[start]

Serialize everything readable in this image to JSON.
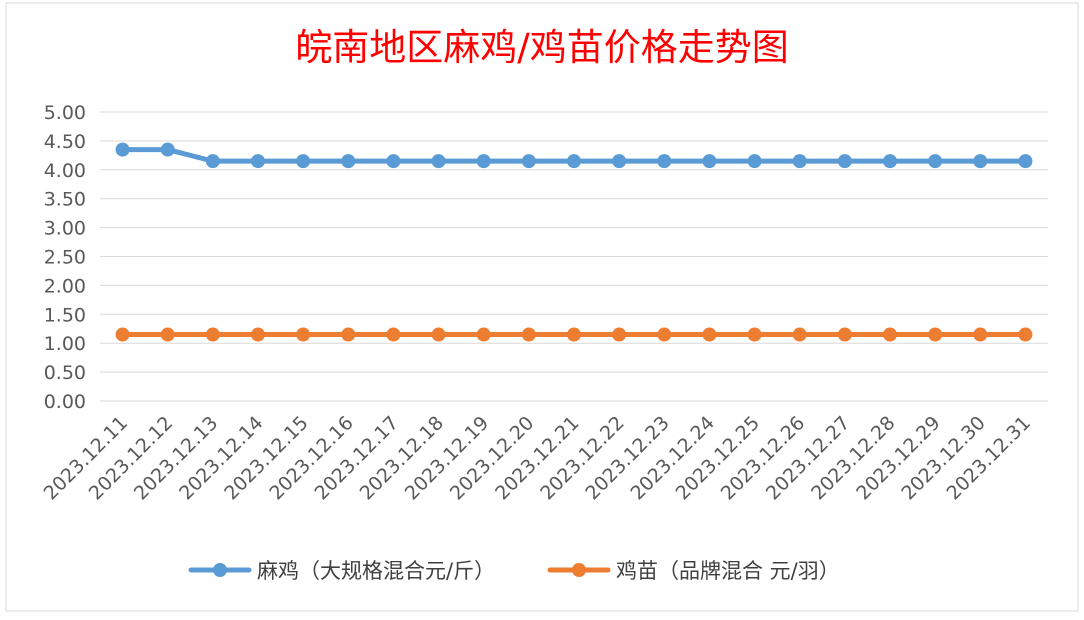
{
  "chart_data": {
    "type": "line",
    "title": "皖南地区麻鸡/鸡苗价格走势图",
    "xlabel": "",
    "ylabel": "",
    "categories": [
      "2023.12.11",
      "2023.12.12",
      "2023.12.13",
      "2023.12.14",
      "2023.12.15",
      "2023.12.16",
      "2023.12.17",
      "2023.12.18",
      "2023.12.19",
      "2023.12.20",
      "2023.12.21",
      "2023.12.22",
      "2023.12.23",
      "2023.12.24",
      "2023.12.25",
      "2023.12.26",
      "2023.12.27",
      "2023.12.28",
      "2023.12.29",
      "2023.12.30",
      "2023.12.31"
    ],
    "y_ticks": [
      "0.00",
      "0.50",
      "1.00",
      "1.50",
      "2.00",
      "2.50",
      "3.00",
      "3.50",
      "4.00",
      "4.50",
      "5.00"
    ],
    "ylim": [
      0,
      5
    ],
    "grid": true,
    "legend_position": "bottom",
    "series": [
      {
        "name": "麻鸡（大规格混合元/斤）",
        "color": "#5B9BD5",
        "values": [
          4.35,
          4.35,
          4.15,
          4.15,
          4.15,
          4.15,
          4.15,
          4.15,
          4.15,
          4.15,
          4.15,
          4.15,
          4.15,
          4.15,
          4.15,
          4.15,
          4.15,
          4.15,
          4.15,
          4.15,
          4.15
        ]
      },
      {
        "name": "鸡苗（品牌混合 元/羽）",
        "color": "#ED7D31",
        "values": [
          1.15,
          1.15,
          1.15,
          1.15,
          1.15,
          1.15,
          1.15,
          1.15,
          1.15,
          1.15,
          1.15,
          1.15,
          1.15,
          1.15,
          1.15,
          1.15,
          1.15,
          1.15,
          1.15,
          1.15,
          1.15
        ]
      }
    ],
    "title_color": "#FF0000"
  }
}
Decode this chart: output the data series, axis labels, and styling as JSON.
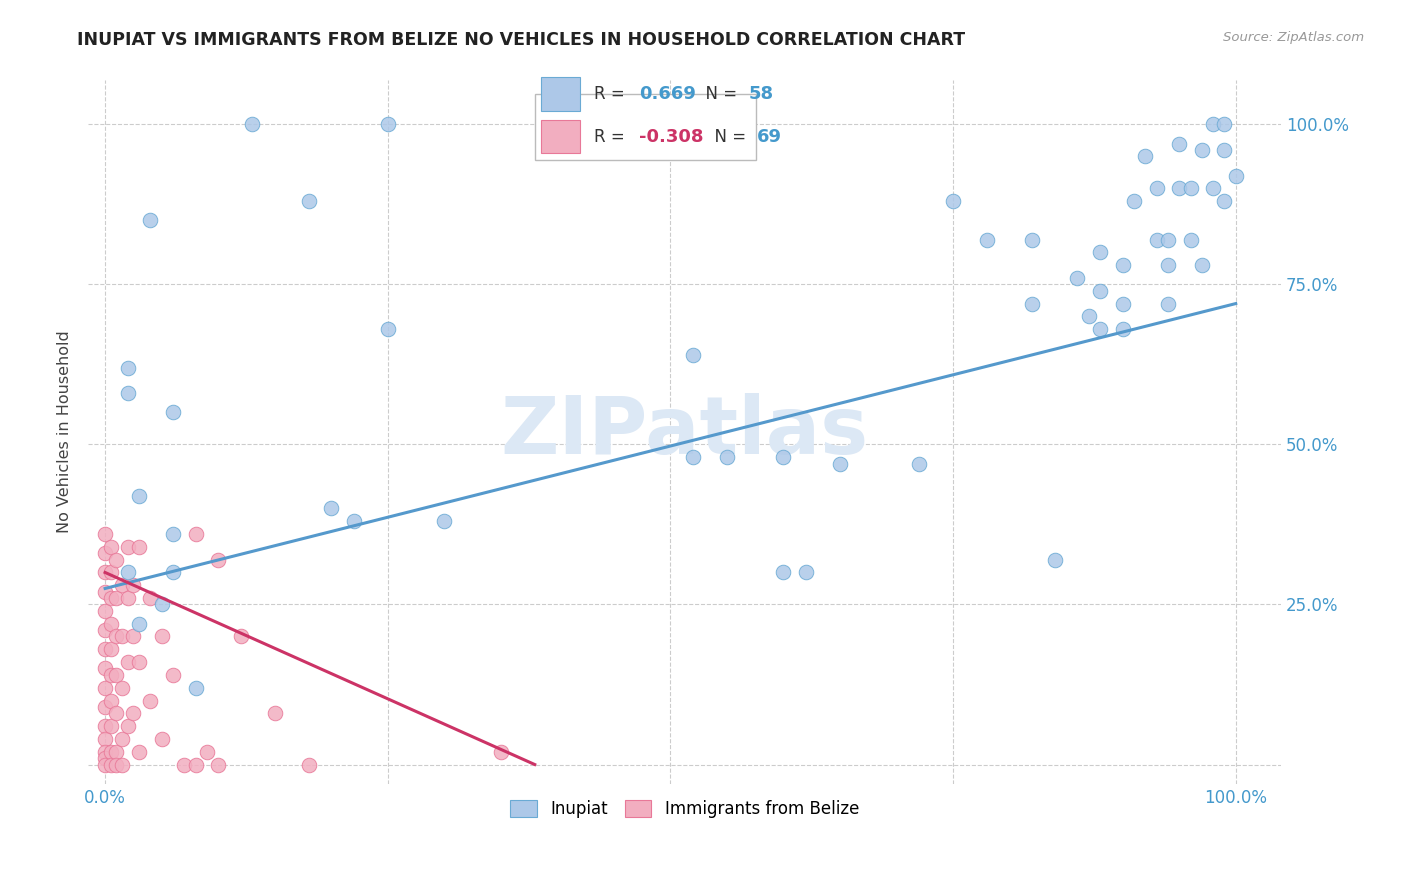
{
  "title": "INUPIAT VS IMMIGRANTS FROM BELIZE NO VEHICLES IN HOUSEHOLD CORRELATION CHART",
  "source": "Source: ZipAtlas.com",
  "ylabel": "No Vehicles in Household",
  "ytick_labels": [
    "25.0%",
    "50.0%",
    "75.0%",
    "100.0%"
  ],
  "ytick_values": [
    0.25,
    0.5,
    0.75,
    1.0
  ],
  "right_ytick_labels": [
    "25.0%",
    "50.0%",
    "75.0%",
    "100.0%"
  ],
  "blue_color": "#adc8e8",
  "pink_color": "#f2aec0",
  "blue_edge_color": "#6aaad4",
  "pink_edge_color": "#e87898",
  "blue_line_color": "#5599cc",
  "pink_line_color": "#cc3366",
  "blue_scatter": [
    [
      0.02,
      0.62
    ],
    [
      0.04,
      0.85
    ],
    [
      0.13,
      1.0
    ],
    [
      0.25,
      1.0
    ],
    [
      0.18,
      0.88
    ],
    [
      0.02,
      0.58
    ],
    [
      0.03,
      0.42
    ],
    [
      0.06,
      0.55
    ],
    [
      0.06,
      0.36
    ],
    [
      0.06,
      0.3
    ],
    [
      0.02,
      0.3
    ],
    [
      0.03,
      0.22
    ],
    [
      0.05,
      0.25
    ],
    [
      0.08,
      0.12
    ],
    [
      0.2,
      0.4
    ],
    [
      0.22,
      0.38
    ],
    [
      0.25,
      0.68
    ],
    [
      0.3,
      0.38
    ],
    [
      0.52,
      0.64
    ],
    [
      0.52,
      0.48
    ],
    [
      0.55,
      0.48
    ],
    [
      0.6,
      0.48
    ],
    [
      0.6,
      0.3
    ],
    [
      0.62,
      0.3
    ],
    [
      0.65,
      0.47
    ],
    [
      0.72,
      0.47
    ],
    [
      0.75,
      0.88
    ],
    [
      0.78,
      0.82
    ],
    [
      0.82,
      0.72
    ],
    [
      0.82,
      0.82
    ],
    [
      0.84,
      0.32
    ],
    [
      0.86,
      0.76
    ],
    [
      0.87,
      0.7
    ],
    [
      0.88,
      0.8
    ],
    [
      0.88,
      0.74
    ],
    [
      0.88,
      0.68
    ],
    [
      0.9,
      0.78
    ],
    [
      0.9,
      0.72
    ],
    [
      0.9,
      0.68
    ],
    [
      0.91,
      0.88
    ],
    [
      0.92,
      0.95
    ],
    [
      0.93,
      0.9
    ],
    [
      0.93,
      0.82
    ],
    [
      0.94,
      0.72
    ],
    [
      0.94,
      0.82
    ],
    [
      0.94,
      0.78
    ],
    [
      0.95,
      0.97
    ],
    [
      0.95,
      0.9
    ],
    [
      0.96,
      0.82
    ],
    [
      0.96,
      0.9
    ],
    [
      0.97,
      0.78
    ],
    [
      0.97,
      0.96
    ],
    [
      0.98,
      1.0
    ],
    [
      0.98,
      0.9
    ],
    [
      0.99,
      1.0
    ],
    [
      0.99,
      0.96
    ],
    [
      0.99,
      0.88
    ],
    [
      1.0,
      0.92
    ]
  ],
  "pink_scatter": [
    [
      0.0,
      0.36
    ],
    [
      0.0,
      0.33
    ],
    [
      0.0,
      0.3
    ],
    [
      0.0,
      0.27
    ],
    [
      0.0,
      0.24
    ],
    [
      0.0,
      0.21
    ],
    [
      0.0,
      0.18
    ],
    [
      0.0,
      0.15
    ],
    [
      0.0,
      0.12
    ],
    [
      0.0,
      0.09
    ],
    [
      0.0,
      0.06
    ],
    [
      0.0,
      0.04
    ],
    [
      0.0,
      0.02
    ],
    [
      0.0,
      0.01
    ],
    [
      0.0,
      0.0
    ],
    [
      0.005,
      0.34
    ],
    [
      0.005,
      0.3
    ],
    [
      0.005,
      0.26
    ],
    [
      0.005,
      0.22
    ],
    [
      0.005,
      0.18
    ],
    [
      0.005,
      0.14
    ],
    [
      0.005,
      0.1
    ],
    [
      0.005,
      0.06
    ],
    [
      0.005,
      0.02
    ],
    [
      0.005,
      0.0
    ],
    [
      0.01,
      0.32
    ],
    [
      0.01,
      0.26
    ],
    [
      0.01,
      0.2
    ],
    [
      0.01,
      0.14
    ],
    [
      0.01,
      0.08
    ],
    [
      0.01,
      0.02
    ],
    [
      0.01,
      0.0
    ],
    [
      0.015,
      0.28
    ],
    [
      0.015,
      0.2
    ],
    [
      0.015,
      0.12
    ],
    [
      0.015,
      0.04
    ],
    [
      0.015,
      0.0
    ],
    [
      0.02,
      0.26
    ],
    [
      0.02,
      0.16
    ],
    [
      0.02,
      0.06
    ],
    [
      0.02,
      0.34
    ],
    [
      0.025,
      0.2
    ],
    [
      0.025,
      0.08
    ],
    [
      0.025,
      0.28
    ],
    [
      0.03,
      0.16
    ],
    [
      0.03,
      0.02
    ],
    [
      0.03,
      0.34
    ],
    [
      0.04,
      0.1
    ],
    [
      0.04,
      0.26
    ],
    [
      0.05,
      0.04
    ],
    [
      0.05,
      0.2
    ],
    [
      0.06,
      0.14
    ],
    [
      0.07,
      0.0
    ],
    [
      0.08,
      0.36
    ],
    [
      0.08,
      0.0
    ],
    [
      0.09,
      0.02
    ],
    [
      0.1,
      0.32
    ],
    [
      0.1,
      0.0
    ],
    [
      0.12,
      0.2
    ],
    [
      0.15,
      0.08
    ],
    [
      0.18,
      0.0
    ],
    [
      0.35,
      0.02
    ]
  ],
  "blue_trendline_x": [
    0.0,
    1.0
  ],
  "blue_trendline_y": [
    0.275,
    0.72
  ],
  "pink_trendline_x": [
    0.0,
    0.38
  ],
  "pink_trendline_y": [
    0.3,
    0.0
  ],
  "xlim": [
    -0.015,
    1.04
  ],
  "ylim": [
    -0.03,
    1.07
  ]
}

[end]

[TASK REQUIREMENTS]
Scan the lines for the string "ylabel". Pick out every line that has it.

[WRITTEN SOLUTION]
    "ylabel": "",
  "ylabel": "No Vehicles in Household",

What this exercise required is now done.